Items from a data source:
◆ ◆ ◆
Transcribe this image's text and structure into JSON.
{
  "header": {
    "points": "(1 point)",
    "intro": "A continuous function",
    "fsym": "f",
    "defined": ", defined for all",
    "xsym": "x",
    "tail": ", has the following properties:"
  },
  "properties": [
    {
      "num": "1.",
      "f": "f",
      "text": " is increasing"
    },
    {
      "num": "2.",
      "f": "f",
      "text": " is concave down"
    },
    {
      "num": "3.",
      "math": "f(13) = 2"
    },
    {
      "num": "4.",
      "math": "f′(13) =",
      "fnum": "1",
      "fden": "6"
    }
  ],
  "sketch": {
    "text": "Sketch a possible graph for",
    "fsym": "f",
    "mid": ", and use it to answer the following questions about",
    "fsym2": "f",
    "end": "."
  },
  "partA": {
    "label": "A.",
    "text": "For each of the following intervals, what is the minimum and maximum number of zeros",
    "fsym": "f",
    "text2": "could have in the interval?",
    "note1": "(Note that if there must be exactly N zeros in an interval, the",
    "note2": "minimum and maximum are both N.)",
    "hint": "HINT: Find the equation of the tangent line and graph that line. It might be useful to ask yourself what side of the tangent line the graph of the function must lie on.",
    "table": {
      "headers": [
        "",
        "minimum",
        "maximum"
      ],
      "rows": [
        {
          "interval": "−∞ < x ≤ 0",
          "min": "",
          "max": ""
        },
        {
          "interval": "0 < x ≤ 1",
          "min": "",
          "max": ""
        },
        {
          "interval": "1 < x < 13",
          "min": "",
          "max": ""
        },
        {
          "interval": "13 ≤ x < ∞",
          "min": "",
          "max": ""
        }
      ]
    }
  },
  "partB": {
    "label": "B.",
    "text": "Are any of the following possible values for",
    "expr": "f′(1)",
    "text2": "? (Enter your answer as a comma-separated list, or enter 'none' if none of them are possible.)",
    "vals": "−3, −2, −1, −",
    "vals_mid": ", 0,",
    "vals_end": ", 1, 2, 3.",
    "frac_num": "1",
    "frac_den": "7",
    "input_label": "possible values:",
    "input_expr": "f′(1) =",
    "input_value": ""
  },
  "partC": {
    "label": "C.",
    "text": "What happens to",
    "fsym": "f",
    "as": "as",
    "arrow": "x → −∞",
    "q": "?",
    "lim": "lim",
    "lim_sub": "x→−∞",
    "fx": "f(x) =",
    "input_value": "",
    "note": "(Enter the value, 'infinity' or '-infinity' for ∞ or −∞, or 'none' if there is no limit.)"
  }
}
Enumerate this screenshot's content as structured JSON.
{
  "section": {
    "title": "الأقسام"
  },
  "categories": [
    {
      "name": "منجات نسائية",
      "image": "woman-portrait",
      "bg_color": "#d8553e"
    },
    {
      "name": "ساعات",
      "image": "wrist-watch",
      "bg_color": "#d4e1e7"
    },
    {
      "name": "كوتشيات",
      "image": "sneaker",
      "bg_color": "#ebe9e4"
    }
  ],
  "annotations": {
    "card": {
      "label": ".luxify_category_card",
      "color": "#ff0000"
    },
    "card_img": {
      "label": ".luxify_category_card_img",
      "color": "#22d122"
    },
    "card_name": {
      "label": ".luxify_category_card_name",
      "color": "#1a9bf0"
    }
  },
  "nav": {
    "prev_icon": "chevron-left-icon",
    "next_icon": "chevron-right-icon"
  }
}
◆ ◆ ◆
▶ [What is expected] Find each line that has the word "JSON", then copy it out.

▶ [Worked solution]
Transcribe this image's text and structure into JSON.
Enumerate this screenshot's content as structured JSON.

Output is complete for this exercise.